Give the count of lines containing the string "Email", with no other output.

++++ Dataset entries

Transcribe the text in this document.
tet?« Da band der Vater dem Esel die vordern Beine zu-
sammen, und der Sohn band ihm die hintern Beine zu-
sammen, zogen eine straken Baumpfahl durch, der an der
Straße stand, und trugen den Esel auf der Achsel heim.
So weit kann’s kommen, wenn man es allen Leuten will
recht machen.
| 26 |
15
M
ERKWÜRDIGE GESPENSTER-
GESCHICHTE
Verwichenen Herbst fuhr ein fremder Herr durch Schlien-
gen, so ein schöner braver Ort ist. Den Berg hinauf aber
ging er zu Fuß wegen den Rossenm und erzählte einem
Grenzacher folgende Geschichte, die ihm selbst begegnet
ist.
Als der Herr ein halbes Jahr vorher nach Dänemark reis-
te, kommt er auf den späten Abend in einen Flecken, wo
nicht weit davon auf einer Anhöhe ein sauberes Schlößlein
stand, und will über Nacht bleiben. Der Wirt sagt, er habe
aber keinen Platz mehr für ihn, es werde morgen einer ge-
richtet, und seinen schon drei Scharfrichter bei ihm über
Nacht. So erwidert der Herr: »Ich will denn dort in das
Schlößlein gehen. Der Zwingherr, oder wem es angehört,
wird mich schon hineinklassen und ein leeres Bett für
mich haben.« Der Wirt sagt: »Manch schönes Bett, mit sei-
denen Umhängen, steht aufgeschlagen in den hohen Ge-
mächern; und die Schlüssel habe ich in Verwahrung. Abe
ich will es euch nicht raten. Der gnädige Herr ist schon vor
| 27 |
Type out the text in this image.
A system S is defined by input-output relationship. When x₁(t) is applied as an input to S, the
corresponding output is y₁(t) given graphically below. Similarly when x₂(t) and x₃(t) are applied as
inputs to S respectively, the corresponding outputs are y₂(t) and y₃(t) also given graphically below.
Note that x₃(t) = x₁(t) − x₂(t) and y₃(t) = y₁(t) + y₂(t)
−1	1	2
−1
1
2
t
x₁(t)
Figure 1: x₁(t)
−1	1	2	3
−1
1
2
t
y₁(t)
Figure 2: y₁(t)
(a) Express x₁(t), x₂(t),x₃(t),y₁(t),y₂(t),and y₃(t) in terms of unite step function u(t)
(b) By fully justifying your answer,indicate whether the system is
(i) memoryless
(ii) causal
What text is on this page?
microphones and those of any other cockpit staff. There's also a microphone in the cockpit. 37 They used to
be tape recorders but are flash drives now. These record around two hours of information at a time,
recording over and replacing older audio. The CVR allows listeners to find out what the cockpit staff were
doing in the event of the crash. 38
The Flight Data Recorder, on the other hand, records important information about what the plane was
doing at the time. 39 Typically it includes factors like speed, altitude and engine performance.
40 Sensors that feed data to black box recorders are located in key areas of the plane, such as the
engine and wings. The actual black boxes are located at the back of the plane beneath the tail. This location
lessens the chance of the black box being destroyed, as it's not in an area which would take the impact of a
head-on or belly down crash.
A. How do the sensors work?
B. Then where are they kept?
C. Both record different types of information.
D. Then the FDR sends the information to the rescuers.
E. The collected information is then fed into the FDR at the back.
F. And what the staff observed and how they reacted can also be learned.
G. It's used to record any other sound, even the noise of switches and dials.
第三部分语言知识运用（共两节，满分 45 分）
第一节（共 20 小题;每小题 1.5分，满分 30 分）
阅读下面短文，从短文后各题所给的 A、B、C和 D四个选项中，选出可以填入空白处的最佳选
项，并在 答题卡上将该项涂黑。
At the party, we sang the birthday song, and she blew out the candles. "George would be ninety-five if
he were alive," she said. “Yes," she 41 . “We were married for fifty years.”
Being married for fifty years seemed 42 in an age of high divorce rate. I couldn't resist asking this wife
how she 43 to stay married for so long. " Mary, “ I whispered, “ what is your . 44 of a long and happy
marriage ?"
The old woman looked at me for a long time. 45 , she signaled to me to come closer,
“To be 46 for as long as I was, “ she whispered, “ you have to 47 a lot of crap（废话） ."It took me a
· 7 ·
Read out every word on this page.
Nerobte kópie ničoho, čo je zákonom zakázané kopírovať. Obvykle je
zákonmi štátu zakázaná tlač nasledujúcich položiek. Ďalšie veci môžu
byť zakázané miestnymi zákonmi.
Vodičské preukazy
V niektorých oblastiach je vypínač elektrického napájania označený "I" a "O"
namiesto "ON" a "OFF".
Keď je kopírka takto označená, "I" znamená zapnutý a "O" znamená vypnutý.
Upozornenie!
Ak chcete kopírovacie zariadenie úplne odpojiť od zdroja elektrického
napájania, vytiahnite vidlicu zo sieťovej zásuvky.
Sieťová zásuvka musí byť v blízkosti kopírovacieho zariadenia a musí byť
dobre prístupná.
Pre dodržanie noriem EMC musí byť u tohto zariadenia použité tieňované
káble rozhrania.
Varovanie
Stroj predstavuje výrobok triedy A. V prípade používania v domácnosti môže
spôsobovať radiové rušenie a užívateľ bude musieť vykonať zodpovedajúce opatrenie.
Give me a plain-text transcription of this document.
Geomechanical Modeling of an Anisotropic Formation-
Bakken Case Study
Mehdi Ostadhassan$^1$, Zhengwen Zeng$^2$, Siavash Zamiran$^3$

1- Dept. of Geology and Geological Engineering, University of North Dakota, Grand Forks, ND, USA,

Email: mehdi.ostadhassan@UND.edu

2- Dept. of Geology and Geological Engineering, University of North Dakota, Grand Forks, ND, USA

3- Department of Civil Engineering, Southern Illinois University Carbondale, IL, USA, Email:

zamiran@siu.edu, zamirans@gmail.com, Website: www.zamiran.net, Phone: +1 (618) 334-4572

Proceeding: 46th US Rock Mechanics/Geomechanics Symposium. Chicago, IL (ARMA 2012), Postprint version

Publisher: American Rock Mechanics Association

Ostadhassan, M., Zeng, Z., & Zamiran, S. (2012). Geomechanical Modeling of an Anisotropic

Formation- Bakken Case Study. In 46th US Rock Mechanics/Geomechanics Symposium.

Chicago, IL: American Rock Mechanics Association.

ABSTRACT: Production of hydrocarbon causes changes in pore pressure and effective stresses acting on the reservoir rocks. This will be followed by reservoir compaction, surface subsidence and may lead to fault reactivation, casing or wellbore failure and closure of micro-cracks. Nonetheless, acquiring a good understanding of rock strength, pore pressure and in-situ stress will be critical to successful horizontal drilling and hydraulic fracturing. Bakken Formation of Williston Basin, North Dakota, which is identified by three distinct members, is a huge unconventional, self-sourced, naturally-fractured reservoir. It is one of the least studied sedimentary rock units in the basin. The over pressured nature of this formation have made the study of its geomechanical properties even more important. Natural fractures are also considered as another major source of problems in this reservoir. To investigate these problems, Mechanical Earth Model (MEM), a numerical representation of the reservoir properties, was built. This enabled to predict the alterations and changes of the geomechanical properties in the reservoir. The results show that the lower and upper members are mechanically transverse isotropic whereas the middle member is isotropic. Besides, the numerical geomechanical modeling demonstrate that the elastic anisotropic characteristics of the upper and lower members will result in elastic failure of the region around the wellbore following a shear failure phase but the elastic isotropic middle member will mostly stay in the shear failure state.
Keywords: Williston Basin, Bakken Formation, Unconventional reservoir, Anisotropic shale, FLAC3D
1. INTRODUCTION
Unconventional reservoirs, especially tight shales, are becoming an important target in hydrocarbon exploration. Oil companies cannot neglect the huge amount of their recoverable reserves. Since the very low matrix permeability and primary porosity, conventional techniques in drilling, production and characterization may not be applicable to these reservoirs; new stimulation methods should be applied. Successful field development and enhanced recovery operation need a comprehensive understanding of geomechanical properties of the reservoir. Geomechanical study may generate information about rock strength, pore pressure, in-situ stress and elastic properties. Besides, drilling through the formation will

++++++++

#### The output
2